◆ Rows from a dataset
* * * * * * *

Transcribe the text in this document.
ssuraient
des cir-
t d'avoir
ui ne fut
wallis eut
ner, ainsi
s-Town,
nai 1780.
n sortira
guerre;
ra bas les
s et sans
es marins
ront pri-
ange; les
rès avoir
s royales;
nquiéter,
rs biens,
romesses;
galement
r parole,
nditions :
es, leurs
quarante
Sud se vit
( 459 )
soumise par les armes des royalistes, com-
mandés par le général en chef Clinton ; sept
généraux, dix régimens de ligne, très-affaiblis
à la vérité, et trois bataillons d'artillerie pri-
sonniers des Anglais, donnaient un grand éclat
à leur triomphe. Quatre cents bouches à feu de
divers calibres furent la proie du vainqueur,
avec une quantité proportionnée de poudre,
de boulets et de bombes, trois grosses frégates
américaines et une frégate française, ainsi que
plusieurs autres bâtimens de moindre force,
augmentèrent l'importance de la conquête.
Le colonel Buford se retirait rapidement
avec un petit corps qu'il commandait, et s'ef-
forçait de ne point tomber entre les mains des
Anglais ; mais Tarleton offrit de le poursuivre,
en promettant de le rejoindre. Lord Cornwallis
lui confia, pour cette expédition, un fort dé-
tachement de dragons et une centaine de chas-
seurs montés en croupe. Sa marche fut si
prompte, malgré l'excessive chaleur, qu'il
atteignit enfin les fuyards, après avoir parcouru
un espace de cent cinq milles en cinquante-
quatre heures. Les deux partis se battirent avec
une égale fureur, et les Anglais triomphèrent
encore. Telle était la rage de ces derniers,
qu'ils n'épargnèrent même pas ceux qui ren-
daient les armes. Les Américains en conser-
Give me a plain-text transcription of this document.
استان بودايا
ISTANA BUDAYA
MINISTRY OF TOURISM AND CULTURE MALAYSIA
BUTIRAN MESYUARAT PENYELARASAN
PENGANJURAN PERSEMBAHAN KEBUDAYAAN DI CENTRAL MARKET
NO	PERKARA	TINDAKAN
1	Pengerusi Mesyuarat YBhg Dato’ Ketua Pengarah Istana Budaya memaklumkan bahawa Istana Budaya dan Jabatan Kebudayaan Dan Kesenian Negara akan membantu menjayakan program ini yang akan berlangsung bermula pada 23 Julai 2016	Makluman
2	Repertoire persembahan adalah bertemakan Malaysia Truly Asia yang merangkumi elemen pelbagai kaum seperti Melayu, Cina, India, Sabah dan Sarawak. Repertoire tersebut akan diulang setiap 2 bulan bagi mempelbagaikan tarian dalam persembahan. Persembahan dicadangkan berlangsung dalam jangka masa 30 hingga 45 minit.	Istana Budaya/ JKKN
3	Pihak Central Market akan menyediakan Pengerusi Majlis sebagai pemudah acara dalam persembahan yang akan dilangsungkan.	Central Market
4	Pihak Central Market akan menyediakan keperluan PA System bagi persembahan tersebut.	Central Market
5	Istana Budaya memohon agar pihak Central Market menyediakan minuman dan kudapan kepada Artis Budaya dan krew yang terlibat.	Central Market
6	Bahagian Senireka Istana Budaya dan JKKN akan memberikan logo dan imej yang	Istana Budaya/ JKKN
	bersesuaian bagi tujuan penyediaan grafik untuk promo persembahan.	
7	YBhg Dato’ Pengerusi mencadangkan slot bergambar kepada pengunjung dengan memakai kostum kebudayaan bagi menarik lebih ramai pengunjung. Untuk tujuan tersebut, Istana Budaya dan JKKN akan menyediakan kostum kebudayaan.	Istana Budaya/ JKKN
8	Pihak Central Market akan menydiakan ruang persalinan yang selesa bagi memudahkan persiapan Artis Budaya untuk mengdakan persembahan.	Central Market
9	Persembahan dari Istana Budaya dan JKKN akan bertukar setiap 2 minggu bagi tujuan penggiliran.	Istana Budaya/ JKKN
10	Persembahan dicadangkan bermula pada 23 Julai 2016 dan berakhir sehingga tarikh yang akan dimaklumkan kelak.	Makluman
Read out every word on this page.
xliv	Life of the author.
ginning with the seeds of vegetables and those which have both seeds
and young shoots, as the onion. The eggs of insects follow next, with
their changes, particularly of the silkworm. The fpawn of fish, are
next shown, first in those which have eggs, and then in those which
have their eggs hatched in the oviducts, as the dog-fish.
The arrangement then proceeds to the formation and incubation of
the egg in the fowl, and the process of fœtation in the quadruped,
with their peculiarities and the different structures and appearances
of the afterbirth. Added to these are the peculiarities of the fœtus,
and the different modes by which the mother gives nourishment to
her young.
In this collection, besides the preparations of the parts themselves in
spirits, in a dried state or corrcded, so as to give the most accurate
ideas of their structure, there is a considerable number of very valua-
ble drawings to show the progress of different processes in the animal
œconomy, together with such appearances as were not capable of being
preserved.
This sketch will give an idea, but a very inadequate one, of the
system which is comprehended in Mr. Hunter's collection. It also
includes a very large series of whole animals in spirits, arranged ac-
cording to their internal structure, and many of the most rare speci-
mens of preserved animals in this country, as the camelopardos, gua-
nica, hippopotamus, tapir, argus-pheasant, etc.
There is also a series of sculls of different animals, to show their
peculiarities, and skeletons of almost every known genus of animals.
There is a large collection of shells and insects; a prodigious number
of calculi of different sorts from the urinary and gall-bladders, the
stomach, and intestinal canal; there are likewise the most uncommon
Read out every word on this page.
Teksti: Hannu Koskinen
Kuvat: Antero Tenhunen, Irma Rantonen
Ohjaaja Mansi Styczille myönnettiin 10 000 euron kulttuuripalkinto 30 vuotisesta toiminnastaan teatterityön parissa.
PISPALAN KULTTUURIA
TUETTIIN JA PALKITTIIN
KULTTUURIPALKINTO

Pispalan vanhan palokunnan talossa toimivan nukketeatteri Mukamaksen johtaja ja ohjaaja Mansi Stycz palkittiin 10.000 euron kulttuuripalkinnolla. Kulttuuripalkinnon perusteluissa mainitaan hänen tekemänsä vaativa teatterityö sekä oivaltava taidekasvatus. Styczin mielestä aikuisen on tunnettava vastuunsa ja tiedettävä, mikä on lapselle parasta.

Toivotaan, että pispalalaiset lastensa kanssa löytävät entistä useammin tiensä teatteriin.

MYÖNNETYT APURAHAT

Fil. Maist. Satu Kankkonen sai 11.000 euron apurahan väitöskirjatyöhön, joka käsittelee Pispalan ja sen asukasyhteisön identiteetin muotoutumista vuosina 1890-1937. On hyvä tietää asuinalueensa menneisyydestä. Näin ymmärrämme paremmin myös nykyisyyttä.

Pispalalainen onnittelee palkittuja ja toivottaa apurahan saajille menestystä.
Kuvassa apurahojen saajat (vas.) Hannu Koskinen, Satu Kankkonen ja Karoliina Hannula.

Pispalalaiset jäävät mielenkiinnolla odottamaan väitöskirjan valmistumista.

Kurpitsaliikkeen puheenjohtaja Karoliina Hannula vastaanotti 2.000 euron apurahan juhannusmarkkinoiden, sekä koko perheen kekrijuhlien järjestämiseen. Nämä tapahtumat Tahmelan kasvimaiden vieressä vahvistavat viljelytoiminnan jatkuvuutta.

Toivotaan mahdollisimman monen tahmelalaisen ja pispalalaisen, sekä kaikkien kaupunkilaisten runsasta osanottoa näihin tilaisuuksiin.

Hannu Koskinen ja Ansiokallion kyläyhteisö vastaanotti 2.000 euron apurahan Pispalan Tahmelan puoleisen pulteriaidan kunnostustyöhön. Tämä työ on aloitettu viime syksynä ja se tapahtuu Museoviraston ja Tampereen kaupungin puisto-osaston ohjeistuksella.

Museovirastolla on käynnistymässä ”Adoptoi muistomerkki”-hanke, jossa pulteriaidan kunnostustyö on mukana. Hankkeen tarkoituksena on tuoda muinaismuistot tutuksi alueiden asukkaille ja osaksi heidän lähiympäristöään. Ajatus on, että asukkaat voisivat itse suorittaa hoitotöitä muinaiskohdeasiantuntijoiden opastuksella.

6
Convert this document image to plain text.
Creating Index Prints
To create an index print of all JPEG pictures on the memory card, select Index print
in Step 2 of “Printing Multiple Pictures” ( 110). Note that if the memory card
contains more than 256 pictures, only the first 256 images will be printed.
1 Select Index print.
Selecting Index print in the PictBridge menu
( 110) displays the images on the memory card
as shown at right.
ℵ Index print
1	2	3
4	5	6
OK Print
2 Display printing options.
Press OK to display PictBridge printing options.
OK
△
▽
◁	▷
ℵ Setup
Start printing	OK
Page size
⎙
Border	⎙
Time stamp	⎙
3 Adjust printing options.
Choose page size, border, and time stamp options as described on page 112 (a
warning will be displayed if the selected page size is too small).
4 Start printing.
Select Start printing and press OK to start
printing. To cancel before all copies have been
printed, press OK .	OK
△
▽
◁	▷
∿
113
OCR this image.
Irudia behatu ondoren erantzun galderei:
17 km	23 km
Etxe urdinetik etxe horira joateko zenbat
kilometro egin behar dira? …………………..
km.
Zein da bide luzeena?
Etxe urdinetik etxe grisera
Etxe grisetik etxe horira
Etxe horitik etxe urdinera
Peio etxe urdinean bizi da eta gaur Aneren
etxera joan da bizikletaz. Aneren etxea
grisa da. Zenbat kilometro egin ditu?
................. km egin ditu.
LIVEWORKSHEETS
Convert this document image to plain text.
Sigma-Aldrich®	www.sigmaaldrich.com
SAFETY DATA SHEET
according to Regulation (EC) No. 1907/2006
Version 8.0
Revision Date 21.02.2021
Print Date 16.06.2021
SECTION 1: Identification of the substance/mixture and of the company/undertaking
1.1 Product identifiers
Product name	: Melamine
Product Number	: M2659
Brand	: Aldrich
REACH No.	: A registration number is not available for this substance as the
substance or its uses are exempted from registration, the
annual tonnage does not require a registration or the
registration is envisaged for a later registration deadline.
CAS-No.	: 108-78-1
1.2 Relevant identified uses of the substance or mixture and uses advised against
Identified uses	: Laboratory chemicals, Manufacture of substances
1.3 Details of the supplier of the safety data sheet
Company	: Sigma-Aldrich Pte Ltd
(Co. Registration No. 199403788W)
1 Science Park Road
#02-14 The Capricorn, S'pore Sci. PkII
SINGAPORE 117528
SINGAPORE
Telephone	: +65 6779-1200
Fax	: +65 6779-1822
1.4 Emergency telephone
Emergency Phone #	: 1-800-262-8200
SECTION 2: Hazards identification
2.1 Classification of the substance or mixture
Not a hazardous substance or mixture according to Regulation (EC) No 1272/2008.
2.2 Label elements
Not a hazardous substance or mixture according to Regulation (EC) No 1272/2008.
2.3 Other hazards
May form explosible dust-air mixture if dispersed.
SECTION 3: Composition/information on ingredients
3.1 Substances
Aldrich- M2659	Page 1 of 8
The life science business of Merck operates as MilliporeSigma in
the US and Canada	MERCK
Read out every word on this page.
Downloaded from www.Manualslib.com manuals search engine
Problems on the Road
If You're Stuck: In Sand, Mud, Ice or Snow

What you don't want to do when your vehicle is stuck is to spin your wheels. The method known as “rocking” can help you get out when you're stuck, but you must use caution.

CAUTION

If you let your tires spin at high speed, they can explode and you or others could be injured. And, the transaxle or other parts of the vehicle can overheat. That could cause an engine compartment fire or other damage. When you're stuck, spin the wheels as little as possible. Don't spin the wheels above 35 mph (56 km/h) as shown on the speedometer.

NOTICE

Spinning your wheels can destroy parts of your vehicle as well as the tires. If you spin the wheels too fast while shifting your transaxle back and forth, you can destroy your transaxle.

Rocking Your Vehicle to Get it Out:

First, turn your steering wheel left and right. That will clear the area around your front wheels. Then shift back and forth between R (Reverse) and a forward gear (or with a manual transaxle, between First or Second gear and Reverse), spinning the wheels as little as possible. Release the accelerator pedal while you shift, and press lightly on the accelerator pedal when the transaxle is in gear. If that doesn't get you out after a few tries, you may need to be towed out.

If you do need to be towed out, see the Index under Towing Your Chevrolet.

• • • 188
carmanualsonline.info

* * * * * * *

◆ Goal of the exercise
Copy each line of the preceding data that contains the string "Index".

◆ Full response
Creating Index Prints
To create an index print of all JPEG pictures on the memory card, select Index print
1 Select Index print.
Selecting Index print in the PictBridge menu
ℵ Index print
If you do need to be towed out, see the Index under Towing Your Chevrolet.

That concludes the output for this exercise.